### [Problem]
Repeat, without any change, the entries presented below.

### [Task material]
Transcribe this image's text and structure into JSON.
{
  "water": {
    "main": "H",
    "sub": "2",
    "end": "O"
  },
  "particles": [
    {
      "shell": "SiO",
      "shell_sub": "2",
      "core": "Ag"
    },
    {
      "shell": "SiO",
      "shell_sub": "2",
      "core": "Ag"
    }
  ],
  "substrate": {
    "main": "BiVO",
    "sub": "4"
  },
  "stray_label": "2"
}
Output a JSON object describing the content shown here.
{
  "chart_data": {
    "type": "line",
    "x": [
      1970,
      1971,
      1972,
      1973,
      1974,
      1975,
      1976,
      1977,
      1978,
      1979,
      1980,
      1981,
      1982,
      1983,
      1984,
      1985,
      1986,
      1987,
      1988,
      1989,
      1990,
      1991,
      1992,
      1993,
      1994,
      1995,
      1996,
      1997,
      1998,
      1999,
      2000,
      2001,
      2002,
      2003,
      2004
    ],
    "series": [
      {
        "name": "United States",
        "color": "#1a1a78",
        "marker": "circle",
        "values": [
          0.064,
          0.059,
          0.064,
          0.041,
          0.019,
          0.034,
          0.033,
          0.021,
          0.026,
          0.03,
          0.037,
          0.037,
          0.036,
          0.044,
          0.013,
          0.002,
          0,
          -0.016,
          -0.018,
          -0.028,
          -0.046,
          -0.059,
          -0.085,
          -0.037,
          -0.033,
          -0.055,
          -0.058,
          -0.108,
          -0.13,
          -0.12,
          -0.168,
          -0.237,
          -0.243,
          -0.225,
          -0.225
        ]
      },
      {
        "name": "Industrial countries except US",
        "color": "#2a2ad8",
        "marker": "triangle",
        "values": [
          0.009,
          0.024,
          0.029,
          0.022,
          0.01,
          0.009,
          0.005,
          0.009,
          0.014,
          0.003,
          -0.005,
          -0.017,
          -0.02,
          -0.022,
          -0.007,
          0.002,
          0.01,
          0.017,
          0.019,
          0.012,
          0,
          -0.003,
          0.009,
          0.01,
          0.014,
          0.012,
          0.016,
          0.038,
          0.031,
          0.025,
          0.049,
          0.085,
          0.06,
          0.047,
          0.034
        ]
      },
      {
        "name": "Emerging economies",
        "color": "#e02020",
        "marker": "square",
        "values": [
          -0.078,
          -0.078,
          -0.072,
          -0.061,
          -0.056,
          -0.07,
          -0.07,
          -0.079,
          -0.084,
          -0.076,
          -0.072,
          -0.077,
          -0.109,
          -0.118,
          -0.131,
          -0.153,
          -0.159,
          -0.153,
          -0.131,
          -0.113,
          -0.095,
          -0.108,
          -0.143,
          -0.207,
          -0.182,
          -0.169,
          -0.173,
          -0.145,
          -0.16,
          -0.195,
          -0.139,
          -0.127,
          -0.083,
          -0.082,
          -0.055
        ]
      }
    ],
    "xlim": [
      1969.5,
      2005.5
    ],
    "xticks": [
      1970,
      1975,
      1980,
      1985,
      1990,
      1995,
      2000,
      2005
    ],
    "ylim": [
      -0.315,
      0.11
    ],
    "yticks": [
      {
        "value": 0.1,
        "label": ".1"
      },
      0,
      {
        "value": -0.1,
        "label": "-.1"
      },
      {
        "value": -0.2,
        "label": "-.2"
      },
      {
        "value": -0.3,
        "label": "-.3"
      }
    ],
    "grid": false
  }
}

### [Written answer]
Transcribe this image's text and structure into JSON.
{
  "water": {
    "main": "H",
    "sub": "2",
    "end": "O"
  },
  "particles": [
    {
      "shell": "SiO",
      "shell_sub": "2",
      "core": "Ag"
    },
    {
      "shell": "SiO",
      "shell_sub": "2",
      "core": "Ag"
    }
  ],
  "substrate": {
    "main": "BiVO",
    "sub": "4"
  },
  "stray_label": "2"
}
Output a JSON object describing the content shown here.
{
  "chart_data": {
    "type": "line",
    "x": [
      1970,
      1971,
      1972,
      1973,
      1974,
      1975,
      1976,
      1977,
      1978,
      1979,
      1980,
      1981,
      1982,
      1983,
      1984,
      1985,
      1986,
      1987,
      1988,
      1989,
      1990,
      1991,
      1992,
      1993,
      1994,
      1995,
      1996,
      1997,
      1998,
      1999,
      2000,
      2001,
      2002,
      2003,
      2004
    ],
    "series": [
      {
        "name": "United States",
        "color": "#1a1a78",
        "marker": "circle",
        "values": [
          0.064,
          0.059,
          0.064,
          0.041,
          0.019,
          0.034,
          0.033,
          0.021,
          0.026,
          0.03,
          0.037,
          0.037,
          0.036,
          0.044,
          0.013,
          0.002,
          0,
          -0.016,
          -0.018,
          -0.028,
          -0.046,
          -0.059,
          -0.085,
          -0.037,
          -0.033,
          -0.055,
          -0.058,
          -0.108,
          -0.13,
          -0.12,
          -0.168,
          -0.237,
          -0.243,
          -0.225,
          -0.225
        ]
      },
      {
        "name": "Industrial countries except US",
        "color": "#2a2ad8",
        "marker": "triangle",
        "values": [
          0.009,
          0.024,
          0.029,
          0.022,
          0.01,
          0.009,
          0.005,
          0.009,
          0.014,
          0.003,
          -0.005,
          -0.017,
          -0.02,
          -0.022,
          -0.007,
          0.002,
          0.01,
          0.017,
          0.019,
          0.012,
          0,
          -0.003,
          0.009,
          0.01,
          0.014,
          0.012,
          0.016,
          0.038,
          0.031,
          0.025,
          0.049,
          0.085,
          0.06,
          0.047,
          0.034
        ]
      },
      {
        "name": "Emerging economies",
        "color": "#e02020",
        "marker": "square",
        "values": [
          -0.078,
          -0.078,
          -0.072,
          -0.061,
          -0.056,
          -0.07,
          -0.07,
          -0.079,
          -0.084,
          -0.076,
          -0.072,
          -0.077,
          -0.109,
          -0.118,
          -0.131,
          -0.153,
          -0.159,
          -0.153,
          -0.131,
          -0.113,
          -0.095,
          -0.108,
          -0.143,
          -0.207,
          -0.182,
          -0.169,
          -0.173,
          -0.145,
          -0.16,
          -0.195,
          -0.139,
          -0.127,
          -0.083,
          -0.082,
          -0.055
        ]
      }
    ],
    "xlim": [
      1969.5,
      2005.5
    ],
    "xticks": [
      1970,
      1975,
      1980,
      1985,
      1990,
      1995,
      2000,
      2005
    ],
    "ylim": [
      -0.315,
      0.11
    ],
    "yticks": [
      {
        "value": 0.1,
        "label": ".1"
      },
      0,
      {
        "value": -0.1,
        "label": "-.1"
      },
      {
        "value": -0.2,
        "label": "-.2"
      },
      {
        "value": -0.3,
        "label": "-.3"
      }
    ],
    "grid": false
  }
}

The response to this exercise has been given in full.